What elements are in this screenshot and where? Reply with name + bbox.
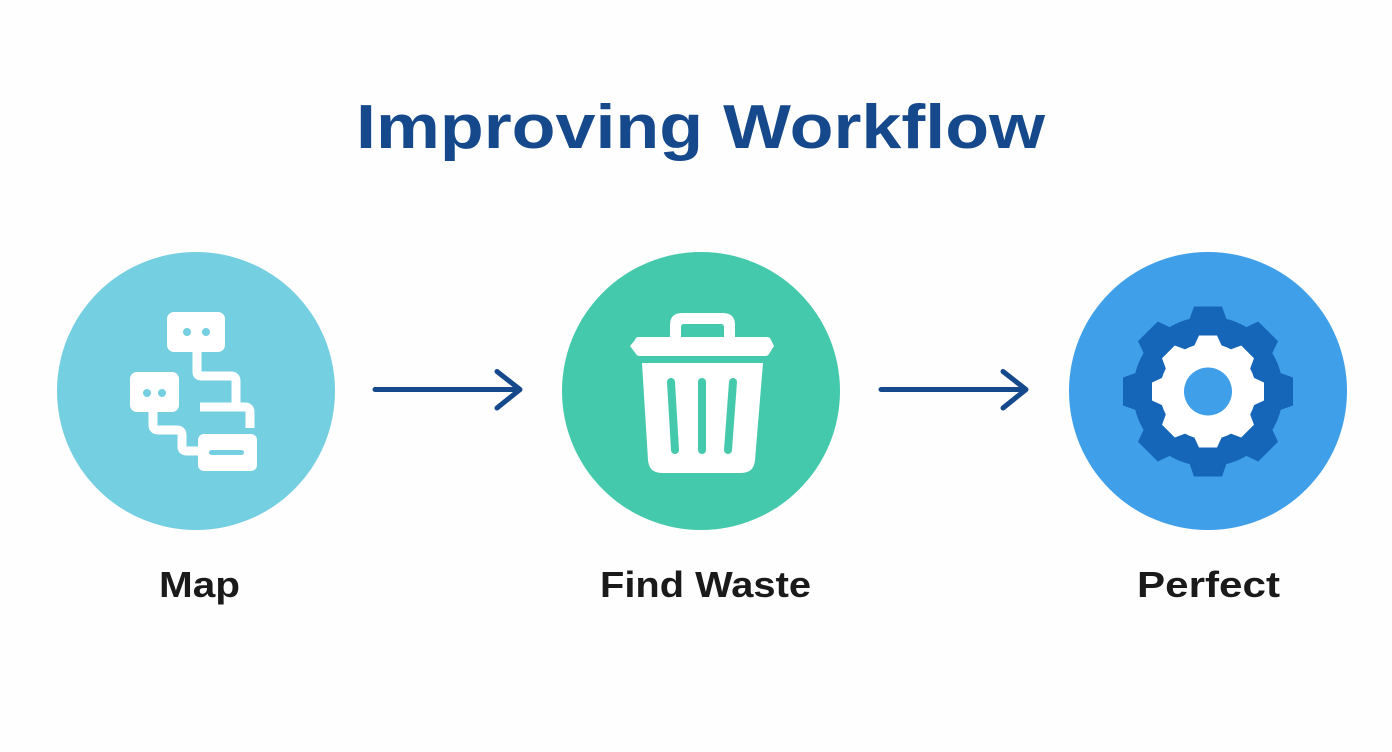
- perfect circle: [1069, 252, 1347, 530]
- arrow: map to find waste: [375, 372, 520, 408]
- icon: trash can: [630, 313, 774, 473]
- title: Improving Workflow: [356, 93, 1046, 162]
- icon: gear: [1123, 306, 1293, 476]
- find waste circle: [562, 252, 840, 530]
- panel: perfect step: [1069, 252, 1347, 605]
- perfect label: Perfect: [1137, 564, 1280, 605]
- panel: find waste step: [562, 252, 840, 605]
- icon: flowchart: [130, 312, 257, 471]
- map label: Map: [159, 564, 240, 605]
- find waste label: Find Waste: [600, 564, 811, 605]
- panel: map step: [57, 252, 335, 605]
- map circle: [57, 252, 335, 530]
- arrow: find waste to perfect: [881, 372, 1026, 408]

--

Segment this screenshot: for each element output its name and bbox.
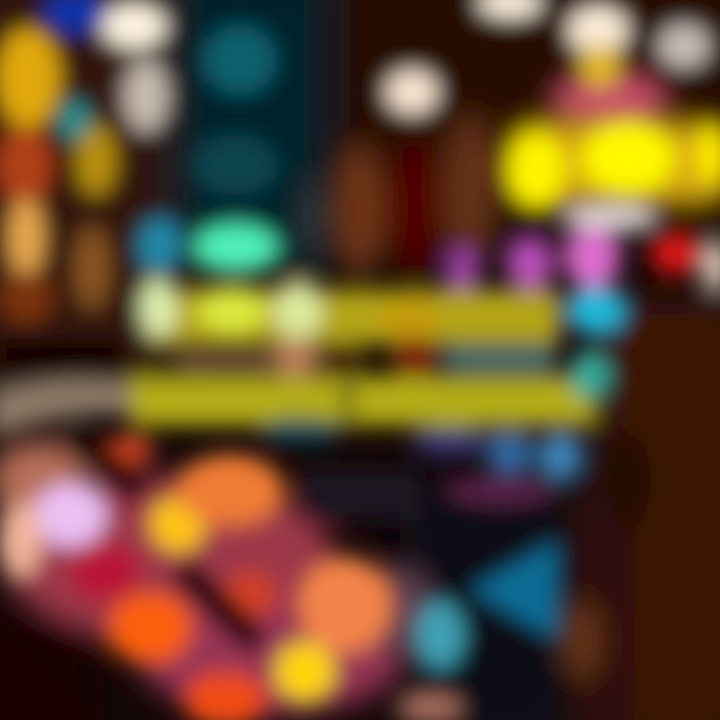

==

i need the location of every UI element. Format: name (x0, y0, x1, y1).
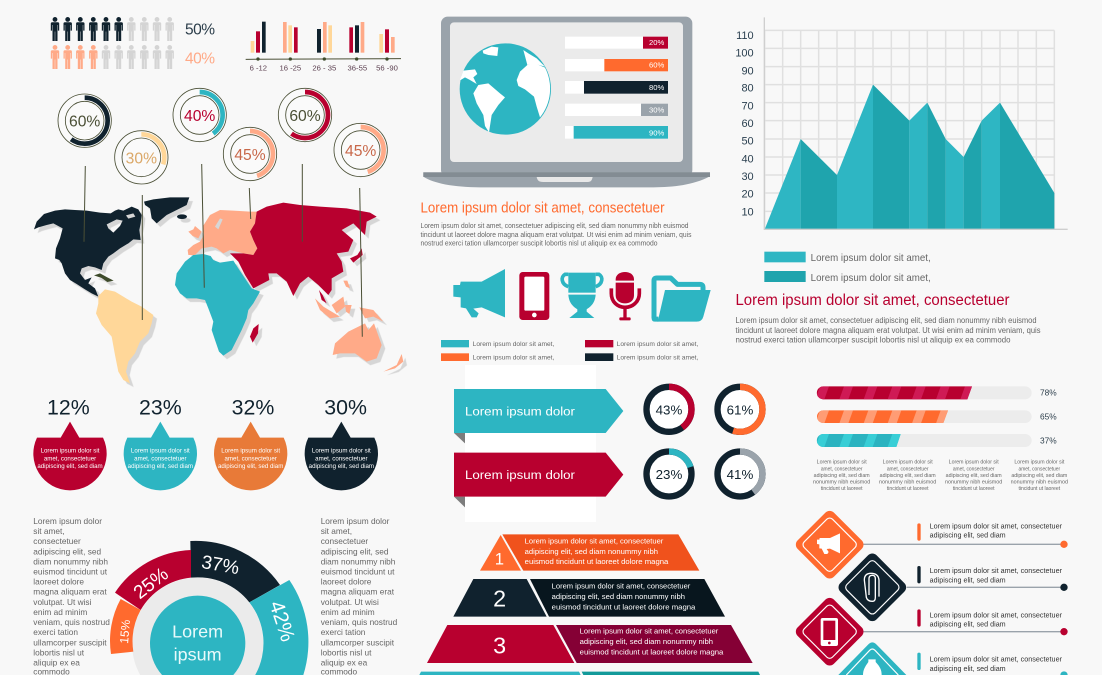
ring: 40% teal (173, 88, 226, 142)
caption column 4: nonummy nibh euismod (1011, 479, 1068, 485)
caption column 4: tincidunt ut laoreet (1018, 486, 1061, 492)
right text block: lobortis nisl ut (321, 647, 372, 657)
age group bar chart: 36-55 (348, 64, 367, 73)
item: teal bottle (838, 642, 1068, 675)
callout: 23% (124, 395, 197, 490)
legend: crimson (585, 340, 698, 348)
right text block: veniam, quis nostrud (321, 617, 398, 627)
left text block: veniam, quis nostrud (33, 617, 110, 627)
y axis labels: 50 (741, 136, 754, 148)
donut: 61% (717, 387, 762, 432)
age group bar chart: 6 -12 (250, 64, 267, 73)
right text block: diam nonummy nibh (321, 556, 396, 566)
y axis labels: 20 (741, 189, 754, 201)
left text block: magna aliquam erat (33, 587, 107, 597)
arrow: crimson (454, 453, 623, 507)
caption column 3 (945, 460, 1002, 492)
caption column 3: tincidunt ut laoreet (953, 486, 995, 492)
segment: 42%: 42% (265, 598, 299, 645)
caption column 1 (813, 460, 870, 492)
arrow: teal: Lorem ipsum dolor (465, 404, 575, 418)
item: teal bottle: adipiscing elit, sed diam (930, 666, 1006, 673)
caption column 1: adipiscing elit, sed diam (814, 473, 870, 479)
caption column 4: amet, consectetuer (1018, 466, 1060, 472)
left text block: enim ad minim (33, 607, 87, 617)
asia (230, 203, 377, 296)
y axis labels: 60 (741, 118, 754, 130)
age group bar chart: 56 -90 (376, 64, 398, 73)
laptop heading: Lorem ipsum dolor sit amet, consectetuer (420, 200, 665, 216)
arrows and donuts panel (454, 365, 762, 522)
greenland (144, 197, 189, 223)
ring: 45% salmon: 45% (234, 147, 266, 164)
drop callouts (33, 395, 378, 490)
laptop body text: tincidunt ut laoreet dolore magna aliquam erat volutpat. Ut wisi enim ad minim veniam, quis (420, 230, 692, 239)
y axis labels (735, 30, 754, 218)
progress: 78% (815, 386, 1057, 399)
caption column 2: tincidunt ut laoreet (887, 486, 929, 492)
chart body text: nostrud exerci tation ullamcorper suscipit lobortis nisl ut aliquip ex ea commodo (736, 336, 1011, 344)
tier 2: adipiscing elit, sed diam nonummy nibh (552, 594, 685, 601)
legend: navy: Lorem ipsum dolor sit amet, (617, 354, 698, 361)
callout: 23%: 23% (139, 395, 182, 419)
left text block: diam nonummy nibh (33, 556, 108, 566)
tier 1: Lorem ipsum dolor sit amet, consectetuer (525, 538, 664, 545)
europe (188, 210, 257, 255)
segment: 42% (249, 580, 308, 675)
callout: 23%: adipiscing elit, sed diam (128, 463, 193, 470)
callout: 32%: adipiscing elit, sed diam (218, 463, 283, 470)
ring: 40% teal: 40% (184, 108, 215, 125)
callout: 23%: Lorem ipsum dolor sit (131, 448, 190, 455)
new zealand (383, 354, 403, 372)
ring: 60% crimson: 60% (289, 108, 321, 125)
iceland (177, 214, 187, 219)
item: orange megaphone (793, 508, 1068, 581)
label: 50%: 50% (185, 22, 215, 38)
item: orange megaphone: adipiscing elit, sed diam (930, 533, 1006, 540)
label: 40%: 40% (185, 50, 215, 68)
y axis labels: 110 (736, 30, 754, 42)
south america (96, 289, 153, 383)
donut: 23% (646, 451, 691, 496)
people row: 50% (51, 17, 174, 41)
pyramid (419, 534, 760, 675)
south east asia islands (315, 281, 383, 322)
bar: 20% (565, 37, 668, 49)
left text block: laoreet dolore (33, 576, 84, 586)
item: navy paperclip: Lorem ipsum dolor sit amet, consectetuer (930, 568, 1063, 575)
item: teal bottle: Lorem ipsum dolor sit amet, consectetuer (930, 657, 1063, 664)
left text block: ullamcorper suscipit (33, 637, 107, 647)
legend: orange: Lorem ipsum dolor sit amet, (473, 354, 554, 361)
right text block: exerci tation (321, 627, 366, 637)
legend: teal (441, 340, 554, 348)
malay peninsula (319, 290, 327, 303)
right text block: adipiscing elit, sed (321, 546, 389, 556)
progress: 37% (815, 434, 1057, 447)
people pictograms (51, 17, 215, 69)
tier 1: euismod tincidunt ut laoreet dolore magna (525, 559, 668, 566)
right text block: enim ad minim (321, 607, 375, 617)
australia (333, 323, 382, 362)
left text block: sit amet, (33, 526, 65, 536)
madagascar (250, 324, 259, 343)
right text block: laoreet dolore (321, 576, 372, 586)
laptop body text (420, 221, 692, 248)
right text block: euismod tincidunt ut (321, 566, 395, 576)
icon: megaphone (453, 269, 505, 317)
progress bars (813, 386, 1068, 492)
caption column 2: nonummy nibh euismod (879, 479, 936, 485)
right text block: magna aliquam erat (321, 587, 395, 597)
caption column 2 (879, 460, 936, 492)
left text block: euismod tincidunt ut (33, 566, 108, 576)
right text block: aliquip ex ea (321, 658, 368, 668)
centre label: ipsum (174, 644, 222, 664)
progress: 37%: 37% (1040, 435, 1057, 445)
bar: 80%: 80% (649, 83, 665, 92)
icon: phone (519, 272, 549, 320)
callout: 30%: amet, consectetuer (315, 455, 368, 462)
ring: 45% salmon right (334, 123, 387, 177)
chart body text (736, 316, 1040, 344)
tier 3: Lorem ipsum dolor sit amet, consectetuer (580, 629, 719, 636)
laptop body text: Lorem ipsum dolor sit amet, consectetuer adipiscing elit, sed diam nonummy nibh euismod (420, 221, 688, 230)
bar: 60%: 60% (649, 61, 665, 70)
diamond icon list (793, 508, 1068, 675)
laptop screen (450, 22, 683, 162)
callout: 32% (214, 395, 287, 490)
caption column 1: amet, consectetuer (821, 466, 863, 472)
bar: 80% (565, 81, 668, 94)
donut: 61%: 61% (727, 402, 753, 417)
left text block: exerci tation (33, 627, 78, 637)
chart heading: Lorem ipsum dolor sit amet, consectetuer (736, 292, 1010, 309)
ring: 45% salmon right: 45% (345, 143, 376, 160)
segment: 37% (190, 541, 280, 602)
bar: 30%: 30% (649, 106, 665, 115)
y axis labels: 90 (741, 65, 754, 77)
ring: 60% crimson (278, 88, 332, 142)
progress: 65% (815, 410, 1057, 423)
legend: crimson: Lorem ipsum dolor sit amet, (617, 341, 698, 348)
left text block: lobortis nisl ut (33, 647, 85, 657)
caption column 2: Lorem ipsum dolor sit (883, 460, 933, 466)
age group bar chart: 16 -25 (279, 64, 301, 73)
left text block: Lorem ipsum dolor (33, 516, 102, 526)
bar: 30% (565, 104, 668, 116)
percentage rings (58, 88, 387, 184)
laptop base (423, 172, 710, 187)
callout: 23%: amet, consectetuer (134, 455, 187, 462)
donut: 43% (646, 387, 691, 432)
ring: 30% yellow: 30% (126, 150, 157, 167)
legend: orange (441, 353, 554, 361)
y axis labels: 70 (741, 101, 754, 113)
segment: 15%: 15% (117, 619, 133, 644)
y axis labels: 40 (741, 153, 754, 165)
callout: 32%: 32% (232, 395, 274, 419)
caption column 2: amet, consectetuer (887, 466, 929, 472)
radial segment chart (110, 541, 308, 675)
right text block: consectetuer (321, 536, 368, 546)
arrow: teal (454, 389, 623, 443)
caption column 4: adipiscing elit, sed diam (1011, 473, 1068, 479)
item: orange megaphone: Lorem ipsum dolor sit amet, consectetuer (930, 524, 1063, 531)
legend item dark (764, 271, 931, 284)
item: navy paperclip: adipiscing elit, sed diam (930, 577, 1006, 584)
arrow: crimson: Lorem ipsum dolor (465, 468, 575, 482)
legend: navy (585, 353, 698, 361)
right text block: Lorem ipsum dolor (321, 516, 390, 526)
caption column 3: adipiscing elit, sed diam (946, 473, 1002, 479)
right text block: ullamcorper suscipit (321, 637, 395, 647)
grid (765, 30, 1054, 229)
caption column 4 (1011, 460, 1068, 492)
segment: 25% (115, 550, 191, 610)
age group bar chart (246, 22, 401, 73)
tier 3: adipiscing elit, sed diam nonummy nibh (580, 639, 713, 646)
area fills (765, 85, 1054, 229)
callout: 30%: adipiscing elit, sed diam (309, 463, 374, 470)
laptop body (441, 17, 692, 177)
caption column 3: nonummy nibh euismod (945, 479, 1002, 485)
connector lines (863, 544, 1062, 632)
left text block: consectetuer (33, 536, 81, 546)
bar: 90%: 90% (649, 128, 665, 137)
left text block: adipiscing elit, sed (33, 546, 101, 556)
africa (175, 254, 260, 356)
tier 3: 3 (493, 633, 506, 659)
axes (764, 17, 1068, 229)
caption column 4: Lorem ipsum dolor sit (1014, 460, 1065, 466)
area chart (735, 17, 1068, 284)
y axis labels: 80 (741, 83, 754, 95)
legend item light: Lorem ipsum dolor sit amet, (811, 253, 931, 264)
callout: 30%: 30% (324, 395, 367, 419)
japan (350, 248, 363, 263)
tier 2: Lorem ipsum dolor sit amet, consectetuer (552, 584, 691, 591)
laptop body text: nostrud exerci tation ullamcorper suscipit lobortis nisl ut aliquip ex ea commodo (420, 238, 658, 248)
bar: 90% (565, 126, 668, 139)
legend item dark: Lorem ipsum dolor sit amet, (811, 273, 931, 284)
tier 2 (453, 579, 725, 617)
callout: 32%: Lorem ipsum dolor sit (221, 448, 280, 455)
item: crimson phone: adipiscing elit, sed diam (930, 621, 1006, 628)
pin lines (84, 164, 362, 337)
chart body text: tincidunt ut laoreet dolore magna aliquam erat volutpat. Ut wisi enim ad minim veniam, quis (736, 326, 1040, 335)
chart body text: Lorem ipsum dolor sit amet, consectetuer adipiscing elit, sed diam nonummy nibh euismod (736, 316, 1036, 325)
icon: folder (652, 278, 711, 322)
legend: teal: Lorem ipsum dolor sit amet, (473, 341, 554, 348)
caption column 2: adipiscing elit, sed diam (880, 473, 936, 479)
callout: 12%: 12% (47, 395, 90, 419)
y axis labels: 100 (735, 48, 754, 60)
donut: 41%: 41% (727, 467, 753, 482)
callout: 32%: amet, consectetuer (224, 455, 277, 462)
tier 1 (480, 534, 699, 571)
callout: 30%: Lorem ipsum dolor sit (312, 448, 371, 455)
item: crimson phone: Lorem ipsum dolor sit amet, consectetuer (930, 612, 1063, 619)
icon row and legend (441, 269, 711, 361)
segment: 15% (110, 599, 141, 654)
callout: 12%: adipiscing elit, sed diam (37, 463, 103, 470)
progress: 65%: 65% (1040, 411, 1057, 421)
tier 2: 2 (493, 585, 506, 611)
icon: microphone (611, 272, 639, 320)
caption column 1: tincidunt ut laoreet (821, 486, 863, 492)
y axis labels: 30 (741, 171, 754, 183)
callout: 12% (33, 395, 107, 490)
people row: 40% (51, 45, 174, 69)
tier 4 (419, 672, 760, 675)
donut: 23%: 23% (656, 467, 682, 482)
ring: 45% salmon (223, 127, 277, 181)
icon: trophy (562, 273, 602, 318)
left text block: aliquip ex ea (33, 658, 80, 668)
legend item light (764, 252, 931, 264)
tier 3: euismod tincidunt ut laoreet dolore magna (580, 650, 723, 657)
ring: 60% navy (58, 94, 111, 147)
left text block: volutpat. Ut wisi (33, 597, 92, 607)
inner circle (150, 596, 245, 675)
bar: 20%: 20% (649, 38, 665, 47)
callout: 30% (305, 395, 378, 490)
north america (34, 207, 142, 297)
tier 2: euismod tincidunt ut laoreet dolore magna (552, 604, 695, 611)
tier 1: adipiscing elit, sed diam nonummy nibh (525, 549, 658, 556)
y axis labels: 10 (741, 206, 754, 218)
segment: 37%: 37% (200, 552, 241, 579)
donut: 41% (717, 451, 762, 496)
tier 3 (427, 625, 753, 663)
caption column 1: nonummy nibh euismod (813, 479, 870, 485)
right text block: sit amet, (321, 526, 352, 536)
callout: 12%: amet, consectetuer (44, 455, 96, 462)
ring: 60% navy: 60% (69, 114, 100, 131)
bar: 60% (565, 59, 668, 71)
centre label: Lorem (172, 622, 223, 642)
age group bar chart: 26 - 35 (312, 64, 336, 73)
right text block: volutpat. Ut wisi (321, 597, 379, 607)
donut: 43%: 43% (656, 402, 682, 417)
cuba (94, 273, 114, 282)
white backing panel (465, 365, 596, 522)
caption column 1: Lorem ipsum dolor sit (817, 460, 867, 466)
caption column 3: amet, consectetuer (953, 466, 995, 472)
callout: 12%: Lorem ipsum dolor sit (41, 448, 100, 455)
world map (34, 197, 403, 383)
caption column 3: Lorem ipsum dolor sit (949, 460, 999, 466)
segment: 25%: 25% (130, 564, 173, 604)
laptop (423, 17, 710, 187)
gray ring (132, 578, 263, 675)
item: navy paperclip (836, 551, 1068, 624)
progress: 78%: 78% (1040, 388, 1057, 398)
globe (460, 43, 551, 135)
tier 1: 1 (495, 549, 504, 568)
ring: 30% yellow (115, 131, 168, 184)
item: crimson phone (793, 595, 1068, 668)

*Request:* Could you copy out, word for word, everything in the listing from the line containing "i need the location" down to the line containing "left text block: veniam, quis", including both of those lines but leaving out the picture?

*Solution:*
i need the location of every UI element. Format: name (x0, y0, x1, y1).
ring: 40% teal (173, 88, 226, 142)
caption column 4: nonummy nibh euismod (1011, 479, 1068, 485)
caption column 4: tincidunt ut laoreet (1018, 486, 1061, 492)
right text block: lobortis nisl ut (321, 647, 372, 657)
age group bar chart: 36-55 (348, 64, 367, 73)
item: teal bottle (838, 642, 1068, 675)
callout: 23% (124, 395, 197, 490)
legend: crimson (585, 340, 698, 348)
right text block: veniam, quis nostrud (321, 617, 398, 627)
left text block: veniam, quis nostrud (33, 617, 110, 627)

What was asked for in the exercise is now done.